● Task description
Review the material and extract every line in which the word "tyrionpapers" occurs.

● Data extract
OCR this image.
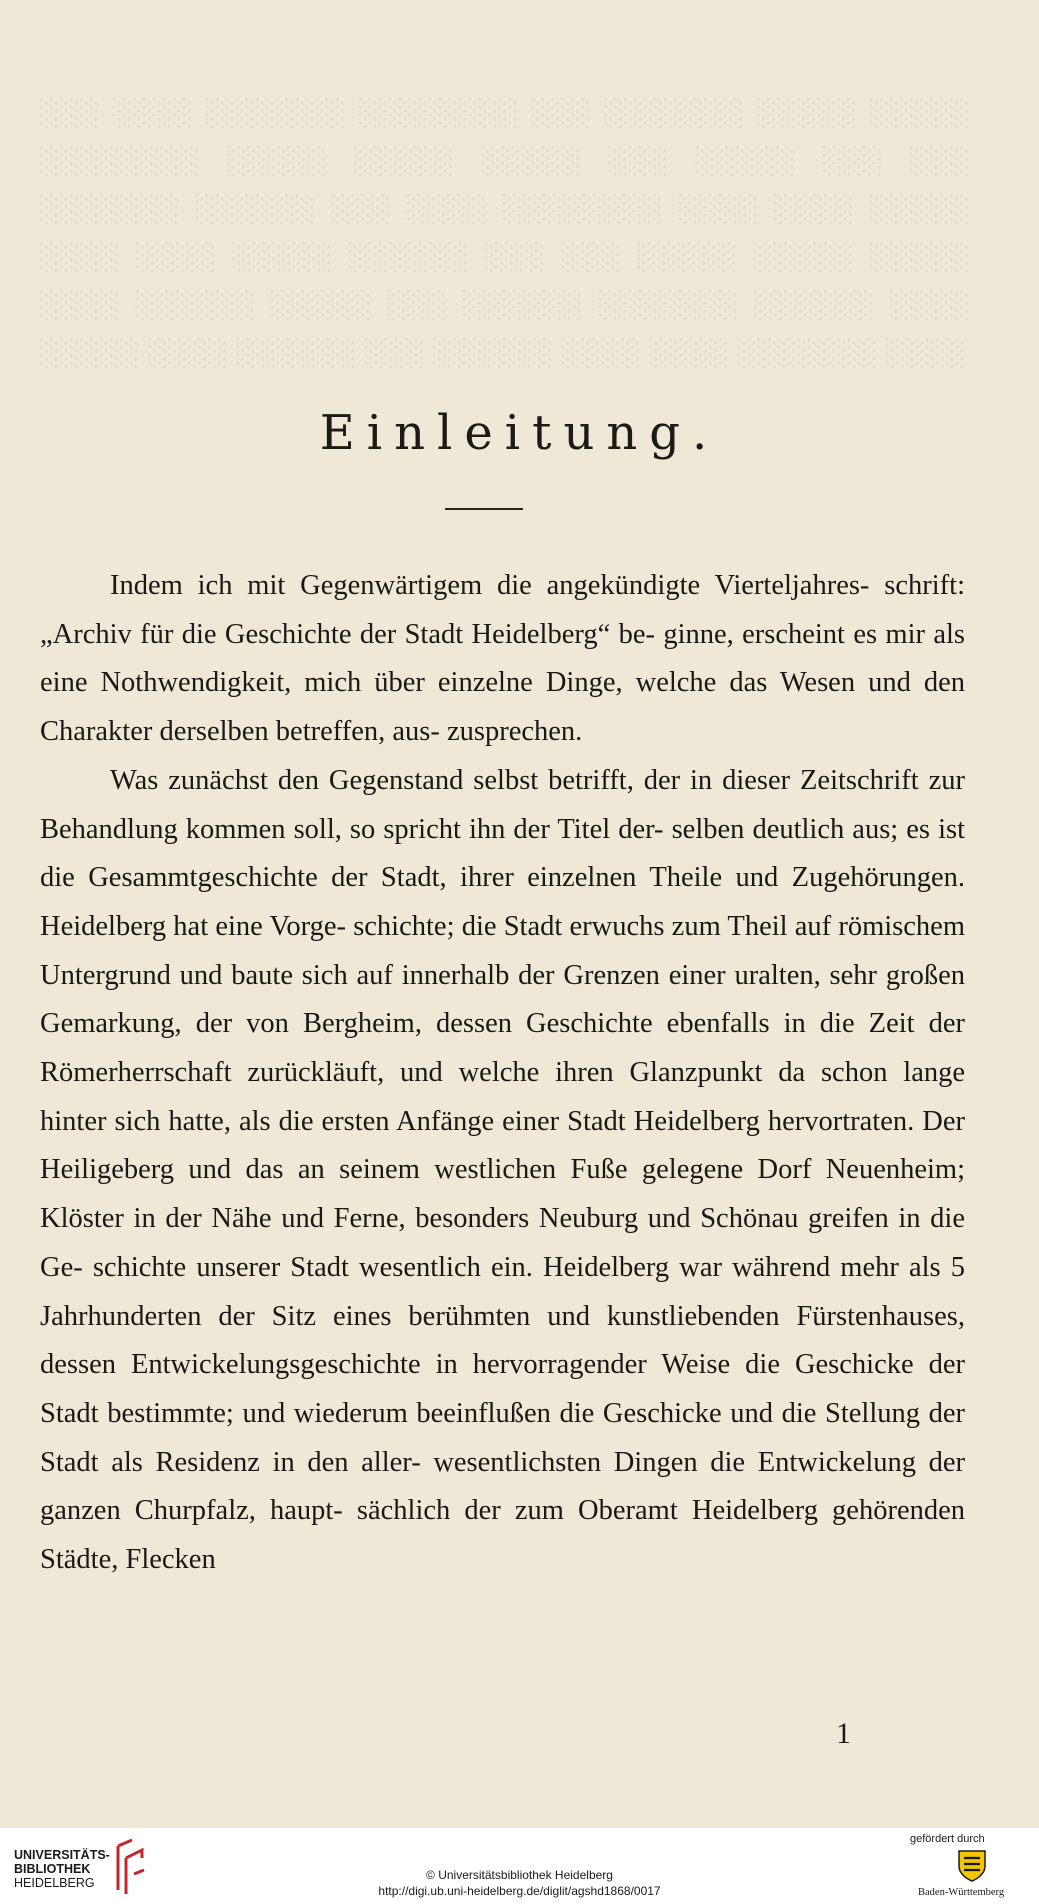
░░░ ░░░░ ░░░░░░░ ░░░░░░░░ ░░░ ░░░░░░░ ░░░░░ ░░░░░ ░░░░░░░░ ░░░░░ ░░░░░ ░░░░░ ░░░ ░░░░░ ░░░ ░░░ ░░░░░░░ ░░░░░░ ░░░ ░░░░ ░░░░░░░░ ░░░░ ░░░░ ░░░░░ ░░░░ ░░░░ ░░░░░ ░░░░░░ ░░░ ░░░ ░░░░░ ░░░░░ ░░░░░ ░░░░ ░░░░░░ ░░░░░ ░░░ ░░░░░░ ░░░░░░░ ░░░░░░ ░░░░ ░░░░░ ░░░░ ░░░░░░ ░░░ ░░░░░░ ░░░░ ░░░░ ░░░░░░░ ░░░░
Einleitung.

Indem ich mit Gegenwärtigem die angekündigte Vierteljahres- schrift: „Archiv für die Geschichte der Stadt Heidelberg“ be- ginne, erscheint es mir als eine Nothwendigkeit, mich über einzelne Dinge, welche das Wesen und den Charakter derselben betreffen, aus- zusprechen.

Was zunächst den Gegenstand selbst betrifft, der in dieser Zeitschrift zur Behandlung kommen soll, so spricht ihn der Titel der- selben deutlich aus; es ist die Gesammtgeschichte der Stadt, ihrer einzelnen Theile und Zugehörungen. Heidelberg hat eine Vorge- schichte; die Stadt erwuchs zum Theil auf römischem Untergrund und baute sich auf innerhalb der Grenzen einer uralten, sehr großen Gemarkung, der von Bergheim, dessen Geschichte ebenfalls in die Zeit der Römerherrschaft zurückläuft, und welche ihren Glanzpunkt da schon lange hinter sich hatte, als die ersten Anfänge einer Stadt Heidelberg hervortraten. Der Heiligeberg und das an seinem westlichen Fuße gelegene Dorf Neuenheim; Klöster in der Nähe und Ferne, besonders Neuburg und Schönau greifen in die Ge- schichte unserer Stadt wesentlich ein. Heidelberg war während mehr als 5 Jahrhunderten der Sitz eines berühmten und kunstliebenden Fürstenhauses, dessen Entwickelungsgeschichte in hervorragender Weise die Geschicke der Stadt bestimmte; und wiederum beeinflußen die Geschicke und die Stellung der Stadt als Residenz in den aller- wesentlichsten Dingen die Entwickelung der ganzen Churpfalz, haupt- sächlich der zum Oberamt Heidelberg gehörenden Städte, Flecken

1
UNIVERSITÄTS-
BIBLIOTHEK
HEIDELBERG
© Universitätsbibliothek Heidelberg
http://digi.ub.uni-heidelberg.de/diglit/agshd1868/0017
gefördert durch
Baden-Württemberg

* * *

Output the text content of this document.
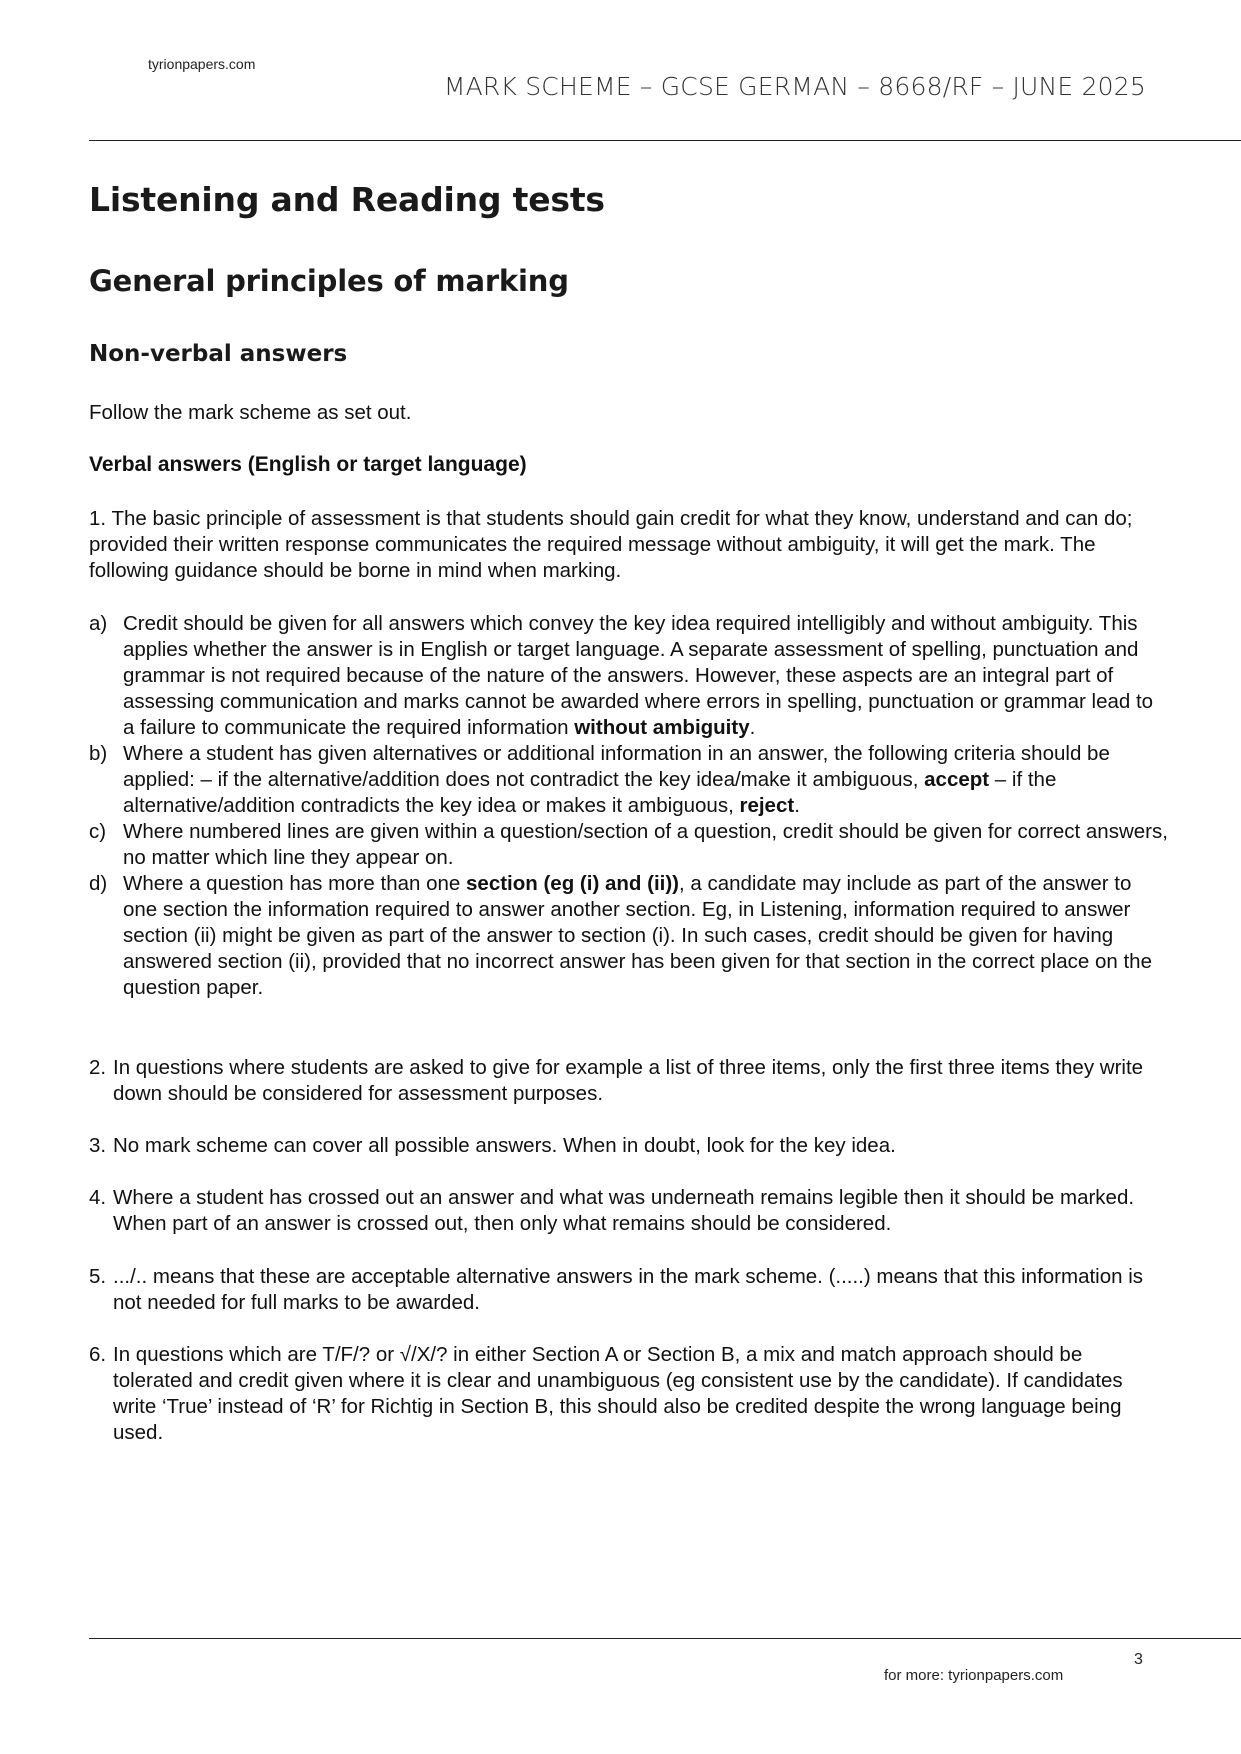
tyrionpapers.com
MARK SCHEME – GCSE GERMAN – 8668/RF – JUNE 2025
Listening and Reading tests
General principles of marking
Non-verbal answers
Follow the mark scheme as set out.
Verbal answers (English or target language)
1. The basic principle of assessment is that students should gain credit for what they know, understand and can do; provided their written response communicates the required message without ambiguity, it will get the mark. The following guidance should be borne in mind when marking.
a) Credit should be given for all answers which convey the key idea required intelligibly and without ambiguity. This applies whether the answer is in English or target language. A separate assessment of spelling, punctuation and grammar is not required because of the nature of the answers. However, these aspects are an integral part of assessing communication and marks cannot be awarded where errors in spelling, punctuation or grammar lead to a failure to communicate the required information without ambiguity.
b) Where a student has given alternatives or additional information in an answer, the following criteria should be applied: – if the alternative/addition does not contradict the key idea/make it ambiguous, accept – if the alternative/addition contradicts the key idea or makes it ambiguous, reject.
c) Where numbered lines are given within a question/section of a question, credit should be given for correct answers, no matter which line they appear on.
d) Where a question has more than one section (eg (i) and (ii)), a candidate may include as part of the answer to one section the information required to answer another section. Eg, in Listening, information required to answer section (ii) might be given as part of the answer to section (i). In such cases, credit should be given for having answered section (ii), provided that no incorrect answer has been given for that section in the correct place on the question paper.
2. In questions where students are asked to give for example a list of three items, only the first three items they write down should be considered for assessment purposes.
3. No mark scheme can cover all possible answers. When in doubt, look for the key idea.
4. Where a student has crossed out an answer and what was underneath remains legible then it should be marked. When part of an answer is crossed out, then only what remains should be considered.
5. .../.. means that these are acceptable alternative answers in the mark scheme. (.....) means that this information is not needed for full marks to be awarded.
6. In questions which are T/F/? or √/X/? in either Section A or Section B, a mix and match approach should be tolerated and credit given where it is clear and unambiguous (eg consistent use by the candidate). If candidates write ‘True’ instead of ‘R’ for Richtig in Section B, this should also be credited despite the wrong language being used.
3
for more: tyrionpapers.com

● Answer
tyrionpapers.com
for more: tyrionpapers.com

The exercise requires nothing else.